*RECORDS FOR PROCESSING*:
• • • • •

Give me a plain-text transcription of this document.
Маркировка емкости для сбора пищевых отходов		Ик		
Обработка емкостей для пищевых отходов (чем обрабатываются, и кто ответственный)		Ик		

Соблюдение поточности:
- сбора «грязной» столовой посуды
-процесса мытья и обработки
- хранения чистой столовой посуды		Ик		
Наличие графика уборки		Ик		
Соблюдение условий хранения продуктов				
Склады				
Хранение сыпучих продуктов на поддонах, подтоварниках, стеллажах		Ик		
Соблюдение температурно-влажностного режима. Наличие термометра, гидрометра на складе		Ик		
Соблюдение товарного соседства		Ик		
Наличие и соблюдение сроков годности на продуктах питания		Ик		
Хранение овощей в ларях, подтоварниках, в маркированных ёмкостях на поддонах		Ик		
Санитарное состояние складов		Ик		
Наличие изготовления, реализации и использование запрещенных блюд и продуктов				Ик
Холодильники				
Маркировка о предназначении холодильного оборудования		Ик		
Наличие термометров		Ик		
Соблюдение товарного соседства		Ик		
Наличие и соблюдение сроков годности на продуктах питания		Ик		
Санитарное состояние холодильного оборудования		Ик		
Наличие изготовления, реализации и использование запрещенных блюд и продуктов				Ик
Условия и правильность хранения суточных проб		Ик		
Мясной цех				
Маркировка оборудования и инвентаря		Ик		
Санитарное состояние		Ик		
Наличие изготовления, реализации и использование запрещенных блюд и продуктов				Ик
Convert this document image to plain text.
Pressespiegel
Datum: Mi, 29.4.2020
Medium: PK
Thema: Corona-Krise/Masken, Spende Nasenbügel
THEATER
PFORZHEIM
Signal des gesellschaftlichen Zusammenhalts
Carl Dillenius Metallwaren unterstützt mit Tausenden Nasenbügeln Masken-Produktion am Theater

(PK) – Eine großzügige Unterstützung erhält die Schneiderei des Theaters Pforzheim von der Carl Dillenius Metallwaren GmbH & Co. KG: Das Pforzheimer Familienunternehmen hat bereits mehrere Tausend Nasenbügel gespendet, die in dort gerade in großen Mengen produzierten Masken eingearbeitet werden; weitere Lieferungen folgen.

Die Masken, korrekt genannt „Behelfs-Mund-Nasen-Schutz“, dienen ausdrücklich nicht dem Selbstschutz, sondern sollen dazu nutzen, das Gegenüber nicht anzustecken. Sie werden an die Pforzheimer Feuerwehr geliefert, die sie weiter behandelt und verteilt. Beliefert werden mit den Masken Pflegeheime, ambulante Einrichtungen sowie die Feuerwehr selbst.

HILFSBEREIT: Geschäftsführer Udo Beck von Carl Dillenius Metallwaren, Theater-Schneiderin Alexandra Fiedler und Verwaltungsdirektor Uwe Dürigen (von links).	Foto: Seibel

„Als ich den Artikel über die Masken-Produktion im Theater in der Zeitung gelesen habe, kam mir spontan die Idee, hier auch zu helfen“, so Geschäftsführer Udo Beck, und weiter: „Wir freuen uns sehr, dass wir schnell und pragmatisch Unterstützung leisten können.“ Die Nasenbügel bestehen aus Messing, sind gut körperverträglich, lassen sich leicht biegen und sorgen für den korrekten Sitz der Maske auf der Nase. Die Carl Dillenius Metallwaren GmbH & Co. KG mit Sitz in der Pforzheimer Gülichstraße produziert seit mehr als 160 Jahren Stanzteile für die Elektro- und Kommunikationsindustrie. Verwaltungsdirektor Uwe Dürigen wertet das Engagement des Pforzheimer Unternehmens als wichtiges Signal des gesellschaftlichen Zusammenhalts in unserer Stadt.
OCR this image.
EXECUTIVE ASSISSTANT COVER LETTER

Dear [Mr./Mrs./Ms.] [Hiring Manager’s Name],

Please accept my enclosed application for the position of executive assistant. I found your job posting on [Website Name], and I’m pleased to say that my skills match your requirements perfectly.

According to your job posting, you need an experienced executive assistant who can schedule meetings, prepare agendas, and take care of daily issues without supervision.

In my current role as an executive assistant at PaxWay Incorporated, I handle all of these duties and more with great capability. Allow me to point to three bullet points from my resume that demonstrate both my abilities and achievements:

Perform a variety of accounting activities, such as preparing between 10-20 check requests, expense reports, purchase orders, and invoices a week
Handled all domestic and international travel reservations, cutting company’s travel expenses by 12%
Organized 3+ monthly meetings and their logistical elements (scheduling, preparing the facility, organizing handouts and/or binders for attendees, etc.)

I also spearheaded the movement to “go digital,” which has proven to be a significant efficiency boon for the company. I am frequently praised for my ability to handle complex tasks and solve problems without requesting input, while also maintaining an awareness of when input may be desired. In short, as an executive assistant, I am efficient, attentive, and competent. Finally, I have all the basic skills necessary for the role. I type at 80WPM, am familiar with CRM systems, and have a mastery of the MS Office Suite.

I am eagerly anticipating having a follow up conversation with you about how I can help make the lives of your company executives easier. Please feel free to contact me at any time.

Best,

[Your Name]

• • • • •

*TASK GOAL*: Find and count the lines of the data that include the string "хранения", and report that figure by itself.

*THE ANSWER*: 3